* Direction
Pull every line with the word "made" out of the entries below.

# # # # # # #

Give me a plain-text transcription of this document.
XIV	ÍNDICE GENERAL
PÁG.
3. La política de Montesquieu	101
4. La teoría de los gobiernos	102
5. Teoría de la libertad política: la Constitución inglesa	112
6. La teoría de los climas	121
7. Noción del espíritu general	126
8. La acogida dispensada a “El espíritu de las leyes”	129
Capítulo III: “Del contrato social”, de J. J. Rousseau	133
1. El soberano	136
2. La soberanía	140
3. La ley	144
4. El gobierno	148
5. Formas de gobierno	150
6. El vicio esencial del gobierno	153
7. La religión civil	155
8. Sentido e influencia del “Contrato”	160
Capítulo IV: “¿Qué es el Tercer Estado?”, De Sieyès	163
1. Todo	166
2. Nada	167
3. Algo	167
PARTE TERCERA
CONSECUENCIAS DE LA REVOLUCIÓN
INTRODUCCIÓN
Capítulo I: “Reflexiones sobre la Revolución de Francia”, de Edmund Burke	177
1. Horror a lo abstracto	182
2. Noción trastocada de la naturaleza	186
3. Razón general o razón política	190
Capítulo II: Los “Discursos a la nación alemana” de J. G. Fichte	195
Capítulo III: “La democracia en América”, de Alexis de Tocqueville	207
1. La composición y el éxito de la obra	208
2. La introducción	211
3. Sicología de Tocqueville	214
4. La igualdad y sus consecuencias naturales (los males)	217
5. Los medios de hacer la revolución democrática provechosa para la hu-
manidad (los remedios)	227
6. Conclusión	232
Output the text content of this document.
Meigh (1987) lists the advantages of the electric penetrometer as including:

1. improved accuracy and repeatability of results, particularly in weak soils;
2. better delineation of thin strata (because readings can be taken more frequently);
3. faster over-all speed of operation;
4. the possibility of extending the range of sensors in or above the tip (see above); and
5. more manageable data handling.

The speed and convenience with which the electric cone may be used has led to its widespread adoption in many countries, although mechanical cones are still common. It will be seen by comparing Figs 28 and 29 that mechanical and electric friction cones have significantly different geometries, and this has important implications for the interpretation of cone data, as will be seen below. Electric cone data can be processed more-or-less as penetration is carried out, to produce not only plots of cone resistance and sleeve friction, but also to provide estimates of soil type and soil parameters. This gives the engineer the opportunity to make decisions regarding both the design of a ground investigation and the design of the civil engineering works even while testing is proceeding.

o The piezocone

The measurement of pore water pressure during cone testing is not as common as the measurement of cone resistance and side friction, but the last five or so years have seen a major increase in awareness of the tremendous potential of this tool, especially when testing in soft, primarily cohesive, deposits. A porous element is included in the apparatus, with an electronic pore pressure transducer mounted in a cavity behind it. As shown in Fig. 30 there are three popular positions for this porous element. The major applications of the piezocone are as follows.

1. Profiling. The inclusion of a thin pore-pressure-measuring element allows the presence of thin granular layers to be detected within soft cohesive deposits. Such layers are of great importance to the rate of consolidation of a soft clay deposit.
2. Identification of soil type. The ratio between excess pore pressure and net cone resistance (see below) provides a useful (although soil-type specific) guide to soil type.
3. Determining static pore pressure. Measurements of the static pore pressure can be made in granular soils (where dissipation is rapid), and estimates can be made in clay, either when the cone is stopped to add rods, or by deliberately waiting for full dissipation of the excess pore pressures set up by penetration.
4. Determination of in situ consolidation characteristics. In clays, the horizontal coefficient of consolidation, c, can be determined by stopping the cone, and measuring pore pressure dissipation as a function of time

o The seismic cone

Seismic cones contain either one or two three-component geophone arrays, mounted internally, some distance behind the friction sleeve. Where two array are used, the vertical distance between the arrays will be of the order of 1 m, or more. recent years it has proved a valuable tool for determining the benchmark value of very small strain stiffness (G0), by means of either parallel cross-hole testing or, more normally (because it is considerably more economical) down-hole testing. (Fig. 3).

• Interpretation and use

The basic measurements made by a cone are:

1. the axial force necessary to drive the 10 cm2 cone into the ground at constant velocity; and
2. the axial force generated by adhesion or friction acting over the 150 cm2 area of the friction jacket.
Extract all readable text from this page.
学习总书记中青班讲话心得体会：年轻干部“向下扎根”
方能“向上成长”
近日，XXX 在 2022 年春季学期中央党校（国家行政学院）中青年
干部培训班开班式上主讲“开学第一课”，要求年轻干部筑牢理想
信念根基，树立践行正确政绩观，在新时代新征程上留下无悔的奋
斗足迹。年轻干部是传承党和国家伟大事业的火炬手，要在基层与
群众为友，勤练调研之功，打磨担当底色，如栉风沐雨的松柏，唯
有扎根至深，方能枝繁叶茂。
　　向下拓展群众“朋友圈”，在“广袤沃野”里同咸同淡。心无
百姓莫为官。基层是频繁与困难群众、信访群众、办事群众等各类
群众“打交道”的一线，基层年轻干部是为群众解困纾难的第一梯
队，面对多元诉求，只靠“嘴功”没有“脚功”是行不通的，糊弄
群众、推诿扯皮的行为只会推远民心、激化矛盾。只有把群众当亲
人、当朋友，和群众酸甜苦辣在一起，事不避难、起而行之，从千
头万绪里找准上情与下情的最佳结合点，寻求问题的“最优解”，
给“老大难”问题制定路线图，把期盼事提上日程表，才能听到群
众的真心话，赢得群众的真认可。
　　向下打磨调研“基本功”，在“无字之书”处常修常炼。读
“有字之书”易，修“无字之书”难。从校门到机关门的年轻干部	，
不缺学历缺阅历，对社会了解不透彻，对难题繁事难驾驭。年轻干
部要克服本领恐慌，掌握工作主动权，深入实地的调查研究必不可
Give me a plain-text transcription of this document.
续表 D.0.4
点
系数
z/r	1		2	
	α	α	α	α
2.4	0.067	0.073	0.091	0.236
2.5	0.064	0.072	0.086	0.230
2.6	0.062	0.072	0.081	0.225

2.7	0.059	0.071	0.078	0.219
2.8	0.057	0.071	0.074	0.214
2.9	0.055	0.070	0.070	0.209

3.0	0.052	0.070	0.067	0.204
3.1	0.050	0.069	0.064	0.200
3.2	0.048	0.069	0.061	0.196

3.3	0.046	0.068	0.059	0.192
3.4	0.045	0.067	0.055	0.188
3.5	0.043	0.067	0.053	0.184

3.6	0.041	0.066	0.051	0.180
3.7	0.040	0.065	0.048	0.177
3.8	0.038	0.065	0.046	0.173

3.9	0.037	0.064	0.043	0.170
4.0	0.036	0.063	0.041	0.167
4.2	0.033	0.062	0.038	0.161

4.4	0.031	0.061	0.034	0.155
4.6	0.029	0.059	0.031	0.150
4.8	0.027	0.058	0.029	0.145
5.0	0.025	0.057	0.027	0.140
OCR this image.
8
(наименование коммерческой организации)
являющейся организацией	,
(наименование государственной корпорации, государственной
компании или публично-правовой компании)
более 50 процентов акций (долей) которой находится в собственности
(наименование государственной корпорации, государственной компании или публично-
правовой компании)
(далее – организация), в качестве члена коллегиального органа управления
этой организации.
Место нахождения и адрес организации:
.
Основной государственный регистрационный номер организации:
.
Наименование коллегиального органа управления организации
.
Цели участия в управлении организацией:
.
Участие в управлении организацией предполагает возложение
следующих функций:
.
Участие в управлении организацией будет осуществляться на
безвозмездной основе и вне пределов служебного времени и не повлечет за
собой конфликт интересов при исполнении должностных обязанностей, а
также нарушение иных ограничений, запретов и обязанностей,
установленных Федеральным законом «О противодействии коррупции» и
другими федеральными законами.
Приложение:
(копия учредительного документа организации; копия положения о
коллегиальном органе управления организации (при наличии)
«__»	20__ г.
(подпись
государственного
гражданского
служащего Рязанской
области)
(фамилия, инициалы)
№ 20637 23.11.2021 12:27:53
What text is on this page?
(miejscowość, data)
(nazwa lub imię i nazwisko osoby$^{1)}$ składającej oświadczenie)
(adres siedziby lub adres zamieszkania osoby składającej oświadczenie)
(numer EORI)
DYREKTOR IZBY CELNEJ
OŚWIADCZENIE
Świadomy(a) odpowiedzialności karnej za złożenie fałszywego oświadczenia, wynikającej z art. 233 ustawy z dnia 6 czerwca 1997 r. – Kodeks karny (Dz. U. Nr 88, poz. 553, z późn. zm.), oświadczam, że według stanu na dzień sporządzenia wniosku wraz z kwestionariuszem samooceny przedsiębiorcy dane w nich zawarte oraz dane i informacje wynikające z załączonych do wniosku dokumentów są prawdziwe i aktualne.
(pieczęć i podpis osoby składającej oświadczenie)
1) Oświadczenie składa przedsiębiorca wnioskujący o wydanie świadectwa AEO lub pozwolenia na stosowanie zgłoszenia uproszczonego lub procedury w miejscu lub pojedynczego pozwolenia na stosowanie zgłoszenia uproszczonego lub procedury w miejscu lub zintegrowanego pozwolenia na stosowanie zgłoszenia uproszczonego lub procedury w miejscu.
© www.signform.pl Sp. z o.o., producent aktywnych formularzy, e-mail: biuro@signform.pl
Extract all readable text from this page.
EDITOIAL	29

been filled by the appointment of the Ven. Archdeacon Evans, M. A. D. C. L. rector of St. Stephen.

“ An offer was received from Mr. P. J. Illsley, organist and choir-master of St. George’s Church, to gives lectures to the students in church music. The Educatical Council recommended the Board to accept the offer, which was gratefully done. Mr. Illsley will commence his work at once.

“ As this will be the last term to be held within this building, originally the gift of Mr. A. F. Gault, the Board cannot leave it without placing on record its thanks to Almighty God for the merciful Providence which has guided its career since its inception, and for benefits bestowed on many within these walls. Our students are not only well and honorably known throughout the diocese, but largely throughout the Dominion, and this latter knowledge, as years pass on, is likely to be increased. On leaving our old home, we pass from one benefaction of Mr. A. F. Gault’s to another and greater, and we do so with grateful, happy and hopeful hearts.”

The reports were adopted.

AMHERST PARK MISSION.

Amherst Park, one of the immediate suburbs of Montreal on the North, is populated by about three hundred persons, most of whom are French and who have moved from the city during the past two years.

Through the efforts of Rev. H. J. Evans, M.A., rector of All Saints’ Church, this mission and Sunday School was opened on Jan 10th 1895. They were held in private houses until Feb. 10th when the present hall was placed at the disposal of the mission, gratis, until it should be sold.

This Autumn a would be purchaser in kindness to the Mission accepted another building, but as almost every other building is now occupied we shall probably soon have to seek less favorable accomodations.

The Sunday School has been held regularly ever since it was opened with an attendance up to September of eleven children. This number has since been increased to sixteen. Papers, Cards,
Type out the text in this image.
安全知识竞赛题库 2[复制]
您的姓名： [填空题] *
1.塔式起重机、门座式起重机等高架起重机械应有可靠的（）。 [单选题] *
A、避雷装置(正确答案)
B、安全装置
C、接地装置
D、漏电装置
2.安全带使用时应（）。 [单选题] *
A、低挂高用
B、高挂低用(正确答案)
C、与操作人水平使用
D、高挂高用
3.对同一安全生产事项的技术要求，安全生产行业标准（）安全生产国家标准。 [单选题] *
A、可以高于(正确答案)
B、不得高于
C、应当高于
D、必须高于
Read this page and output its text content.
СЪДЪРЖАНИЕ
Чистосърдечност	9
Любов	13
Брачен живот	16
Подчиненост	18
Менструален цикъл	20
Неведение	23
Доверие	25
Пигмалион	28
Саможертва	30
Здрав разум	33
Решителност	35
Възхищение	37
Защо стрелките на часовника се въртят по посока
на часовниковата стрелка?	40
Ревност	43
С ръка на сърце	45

# # # # # # #

* Full solution
3. Determining static pore pressure. Measurements of the static pore pressure can be made in granular soils (where dissipation is rapid), and estimates can be made in clay, either when the cone is stopped to add rods, or by deliberately waiting for full dissipation of the excess pore pressures set up by penetration.
The basic measurements made by a cone are:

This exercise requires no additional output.